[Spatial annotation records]
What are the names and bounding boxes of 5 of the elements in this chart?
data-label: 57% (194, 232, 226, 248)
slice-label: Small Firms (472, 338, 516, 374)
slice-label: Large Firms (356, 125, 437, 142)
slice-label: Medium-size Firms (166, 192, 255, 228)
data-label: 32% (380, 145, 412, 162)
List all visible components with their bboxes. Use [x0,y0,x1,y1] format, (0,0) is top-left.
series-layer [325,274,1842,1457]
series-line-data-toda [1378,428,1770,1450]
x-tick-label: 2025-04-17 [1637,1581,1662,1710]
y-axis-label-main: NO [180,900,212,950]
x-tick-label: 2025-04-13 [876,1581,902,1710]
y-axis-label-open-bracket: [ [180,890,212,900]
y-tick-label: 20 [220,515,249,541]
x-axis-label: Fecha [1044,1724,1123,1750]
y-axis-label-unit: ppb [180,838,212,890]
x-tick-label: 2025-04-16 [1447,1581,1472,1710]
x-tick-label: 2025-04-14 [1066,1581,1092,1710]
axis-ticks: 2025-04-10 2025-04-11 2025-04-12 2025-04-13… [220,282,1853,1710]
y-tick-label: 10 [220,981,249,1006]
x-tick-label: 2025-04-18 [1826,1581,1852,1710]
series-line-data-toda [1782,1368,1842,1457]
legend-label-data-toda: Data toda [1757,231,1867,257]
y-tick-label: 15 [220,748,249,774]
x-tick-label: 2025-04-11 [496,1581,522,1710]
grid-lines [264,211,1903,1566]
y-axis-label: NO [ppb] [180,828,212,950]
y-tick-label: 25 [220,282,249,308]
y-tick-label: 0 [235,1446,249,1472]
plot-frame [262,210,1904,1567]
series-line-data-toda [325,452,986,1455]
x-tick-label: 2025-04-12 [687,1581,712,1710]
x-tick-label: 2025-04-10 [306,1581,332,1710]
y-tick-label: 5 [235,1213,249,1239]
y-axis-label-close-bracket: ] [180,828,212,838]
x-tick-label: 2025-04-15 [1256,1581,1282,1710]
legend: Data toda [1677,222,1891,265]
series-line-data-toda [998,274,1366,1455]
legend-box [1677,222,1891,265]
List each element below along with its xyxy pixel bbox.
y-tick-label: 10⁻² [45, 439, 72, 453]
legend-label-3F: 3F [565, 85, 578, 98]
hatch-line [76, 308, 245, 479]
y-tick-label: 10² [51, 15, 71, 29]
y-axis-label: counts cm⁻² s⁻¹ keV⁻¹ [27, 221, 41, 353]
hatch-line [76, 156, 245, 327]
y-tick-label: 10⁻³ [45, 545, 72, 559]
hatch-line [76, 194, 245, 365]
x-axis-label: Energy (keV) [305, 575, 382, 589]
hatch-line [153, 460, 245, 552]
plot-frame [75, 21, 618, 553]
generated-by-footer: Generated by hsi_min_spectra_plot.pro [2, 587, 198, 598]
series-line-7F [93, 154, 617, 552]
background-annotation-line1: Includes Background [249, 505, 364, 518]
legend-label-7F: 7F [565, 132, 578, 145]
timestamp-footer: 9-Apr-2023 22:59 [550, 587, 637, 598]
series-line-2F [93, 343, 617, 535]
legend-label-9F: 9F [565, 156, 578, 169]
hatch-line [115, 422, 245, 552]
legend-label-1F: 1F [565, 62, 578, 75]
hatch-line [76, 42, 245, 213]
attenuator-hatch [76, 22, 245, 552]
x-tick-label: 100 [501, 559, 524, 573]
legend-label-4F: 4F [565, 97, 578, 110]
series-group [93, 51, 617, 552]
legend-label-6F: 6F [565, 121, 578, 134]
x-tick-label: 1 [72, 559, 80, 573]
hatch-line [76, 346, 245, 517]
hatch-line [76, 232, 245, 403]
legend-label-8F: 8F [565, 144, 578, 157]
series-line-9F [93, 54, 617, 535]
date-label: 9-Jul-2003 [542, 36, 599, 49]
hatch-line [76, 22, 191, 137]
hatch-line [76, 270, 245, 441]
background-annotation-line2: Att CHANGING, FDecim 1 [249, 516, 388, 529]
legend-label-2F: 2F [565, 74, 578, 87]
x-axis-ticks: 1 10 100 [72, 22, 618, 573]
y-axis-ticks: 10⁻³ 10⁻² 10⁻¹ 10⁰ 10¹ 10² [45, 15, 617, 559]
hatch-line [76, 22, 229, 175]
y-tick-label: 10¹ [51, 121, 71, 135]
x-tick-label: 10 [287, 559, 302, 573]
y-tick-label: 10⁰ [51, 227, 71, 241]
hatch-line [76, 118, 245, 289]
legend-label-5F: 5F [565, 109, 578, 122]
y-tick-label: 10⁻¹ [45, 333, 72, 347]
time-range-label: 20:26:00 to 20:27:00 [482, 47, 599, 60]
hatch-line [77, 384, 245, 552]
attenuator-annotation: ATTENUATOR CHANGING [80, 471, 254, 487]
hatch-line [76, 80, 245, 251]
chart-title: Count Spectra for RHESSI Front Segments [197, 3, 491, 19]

# Stated exercise
Please reproduce the whole listing above line for line, changing nothing.

# Answer in full
What are the names and bounding boxes of 5 of the elements in this chart?
data-label: 57% (194, 232, 226, 248)
slice-label: Small Firms (472, 338, 516, 374)
slice-label: Large Firms (356, 125, 437, 142)
slice-label: Medium-size Firms (166, 192, 255, 228)
data-label: 32% (380, 145, 412, 162)
List all visible components with their bboxes. Use [x0,y0,x1,y1] format, (0,0) is top-left.
series-layer [325,274,1842,1457]
series-line-data-toda [1378,428,1770,1450]
x-tick-label: 2025-04-17 [1637,1581,1662,1710]
y-axis-label-main: NO [180,900,212,950]
x-tick-label: 2025-04-13 [876,1581,902,1710]
y-axis-label-open-bracket: [ [180,890,212,900]
y-tick-label: 20 [220,515,249,541]
x-axis-label: Fecha [1044,1724,1123,1750]
y-axis-label-unit: ppb [180,838,212,890]
x-tick-label: 2025-04-16 [1447,1581,1472,1710]
x-tick-label: 2025-04-14 [1066,1581,1092,1710]
axis-ticks: 2025-04-10 2025-04-11 2025-04-12 2025-04-13… [220,282,1853,1710]
y-tick-label: 10 [220,981,249,1006]
x-tick-label: 2025-04-18 [1826,1581,1852,1710]
series-line-data-toda [1782,1368,1842,1457]
legend-label-data-toda: Data toda [1757,231,1867,257]
y-tick-label: 15 [220,748,249,774]
x-tick-label: 2025-04-11 [496,1581,522,1710]
grid-lines [264,211,1903,1566]
y-axis-label: NO [ppb] [180,828,212,950]
y-tick-label: 25 [220,282,249,308]
y-tick-label: 0 [235,1446,249,1472]
plot-frame [262,210,1904,1567]
series-line-data-toda [325,452,986,1455]
x-tick-label: 2025-04-12 [687,1581,712,1710]
x-tick-label: 2025-04-10 [306,1581,332,1710]
y-tick-label: 5 [235,1213,249,1239]
y-axis-label-close-bracket: ] [180,828,212,838]
x-tick-label: 2025-04-15 [1256,1581,1282,1710]
legend: Data toda [1677,222,1891,265]
series-line-data-toda [998,274,1366,1455]
legend-box [1677,222,1891,265]
List each element below along with its xyxy pixel bbox.
y-tick-label: 10⁻² [45, 439, 72, 453]
legend-label-3F: 3F [565, 85, 578, 98]
hatch-line [76, 308, 245, 479]
y-tick-label: 10² [51, 15, 71, 29]
y-axis-label: counts cm⁻² s⁻¹ keV⁻¹ [27, 221, 41, 353]
hatch-line [76, 156, 245, 327]
y-tick-label: 10⁻³ [45, 545, 72, 559]
hatch-line [76, 194, 245, 365]
x-axis-label: Energy (keV) [305, 575, 382, 589]
hatch-line [153, 460, 245, 552]
plot-frame [75, 21, 618, 553]
generated-by-footer: Generated by hsi_min_spectra_plot.pro [2, 587, 198, 598]
series-line-7F [93, 154, 617, 552]
background-annotation-line1: Includes Background [249, 505, 364, 518]
legend-label-7F: 7F [565, 132, 578, 145]
timestamp-footer: 9-Apr-2023 22:59 [550, 587, 637, 598]
series-line-2F [93, 343, 617, 535]
legend-label-9F: 9F [565, 156, 578, 169]
hatch-line [115, 422, 245, 552]
legend-label-1F: 1F [565, 62, 578, 75]
hatch-line [76, 42, 245, 213]
attenuator-hatch [76, 22, 245, 552]
x-tick-label: 100 [501, 559, 524, 573]
legend-label-4F: 4F [565, 97, 578, 110]
series-group [93, 51, 617, 552]
legend-label-6F: 6F [565, 121, 578, 134]
x-tick-label: 1 [72, 559, 80, 573]
hatch-line [76, 346, 245, 517]
hatch-line [76, 232, 245, 403]
legend-label-8F: 8F [565, 144, 578, 157]
series-line-9F [93, 54, 617, 535]
date-label: 9-Jul-2003 [542, 36, 599, 49]
hatch-line [76, 22, 191, 137]
hatch-line [76, 270, 245, 441]
background-annotation-line2: Att CHANGING, FDecim 1 [249, 516, 388, 529]
legend-label-2F: 2F [565, 74, 578, 87]
x-axis-ticks: 1 10 100 [72, 22, 618, 573]
y-axis-ticks: 10⁻³ 10⁻² 10⁻¹ 10⁰ 10¹ 10² [45, 15, 617, 559]
hatch-line [76, 22, 229, 175]
y-tick-label: 10¹ [51, 121, 71, 135]
x-tick-label: 10 [287, 559, 302, 573]
y-tick-label: 10⁰ [51, 227, 71, 241]
hatch-line [76, 118, 245, 289]
legend-label-5F: 5F [565, 109, 578, 122]
y-tick-label: 10⁻¹ [45, 333, 72, 347]
time-range-label: 20:26:00 to 20:27:00 [482, 47, 599, 60]
hatch-line [77, 384, 245, 552]
attenuator-annotation: ATTENUATOR CHANGING [80, 471, 254, 487]
hatch-line [76, 80, 245, 251]
chart-title: Count Spectra for RHESSI Front Segments [197, 3, 491, 19]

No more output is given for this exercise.